Requirement: Please work out how many lines in the material contain "آزمون" and give only that figure.

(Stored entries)
____
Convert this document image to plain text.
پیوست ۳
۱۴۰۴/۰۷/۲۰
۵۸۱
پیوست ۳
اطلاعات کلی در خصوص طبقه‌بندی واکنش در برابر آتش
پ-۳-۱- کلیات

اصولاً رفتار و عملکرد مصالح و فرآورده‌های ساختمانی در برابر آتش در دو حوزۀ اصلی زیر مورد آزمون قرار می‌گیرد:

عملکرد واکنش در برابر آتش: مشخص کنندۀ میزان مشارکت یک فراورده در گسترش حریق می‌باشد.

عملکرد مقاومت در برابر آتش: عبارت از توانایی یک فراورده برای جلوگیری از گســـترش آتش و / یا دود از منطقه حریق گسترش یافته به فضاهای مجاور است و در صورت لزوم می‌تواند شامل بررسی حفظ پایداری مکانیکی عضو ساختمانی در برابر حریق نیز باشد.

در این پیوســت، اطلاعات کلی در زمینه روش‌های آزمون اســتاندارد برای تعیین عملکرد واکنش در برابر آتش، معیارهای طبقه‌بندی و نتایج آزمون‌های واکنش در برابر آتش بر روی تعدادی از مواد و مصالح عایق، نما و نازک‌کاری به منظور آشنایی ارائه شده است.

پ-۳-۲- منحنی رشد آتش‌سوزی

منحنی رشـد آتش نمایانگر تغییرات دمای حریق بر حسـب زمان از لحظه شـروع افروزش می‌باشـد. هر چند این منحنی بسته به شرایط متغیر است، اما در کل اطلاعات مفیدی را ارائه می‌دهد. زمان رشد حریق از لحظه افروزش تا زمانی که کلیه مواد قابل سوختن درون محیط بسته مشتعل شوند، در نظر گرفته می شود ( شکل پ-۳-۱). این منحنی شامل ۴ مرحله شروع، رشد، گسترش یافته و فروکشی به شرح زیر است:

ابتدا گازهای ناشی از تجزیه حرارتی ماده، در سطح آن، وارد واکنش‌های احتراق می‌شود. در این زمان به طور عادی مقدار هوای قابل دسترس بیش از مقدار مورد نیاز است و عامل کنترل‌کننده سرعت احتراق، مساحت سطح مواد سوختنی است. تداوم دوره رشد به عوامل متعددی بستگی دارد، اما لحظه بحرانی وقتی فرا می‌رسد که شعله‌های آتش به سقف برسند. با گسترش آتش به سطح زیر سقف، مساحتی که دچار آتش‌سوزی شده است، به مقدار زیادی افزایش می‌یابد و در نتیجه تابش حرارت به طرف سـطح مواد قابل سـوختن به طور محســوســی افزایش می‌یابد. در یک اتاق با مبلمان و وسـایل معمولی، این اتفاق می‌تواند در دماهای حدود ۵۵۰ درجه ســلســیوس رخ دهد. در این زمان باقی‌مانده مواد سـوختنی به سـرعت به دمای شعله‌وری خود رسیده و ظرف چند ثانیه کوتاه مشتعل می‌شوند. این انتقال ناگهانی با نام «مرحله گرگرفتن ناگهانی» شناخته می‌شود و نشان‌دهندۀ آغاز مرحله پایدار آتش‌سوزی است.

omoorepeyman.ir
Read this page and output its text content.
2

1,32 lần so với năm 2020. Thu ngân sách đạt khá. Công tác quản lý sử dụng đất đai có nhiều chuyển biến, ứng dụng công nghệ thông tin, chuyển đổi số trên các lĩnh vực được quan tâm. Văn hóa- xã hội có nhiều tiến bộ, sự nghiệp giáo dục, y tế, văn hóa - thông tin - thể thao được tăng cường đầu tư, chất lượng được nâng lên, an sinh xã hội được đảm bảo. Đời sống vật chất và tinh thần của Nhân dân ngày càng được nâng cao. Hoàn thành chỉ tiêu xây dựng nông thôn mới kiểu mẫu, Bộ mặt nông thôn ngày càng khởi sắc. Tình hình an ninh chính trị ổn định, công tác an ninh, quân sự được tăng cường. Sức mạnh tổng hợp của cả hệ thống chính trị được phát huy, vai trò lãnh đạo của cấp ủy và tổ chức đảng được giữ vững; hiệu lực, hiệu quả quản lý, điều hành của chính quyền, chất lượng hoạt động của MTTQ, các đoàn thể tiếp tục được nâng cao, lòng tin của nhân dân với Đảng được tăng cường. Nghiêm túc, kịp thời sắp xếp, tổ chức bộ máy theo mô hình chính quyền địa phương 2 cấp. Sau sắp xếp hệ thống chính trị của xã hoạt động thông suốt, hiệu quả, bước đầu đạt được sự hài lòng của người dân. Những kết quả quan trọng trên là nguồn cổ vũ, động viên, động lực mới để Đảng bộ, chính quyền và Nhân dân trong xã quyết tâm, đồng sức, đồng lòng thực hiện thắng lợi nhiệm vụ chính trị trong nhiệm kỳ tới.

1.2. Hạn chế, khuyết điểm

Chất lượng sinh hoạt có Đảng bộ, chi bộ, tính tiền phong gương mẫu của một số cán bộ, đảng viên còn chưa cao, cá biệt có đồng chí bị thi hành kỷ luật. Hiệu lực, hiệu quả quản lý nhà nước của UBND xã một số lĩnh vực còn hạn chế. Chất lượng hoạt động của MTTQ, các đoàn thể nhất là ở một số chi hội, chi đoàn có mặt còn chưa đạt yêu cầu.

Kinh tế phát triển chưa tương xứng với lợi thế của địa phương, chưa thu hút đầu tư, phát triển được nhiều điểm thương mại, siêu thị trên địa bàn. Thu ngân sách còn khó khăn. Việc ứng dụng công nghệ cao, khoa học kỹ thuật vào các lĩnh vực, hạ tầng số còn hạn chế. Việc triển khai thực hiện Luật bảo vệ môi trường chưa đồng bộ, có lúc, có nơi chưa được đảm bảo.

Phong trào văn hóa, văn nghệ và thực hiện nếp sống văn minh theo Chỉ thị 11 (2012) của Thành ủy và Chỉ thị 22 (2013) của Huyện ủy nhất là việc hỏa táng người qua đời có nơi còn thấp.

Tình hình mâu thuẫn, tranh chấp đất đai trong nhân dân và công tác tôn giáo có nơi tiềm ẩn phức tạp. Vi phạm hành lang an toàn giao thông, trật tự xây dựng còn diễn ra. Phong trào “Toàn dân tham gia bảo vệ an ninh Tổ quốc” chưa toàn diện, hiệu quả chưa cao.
____
Response to the task: 2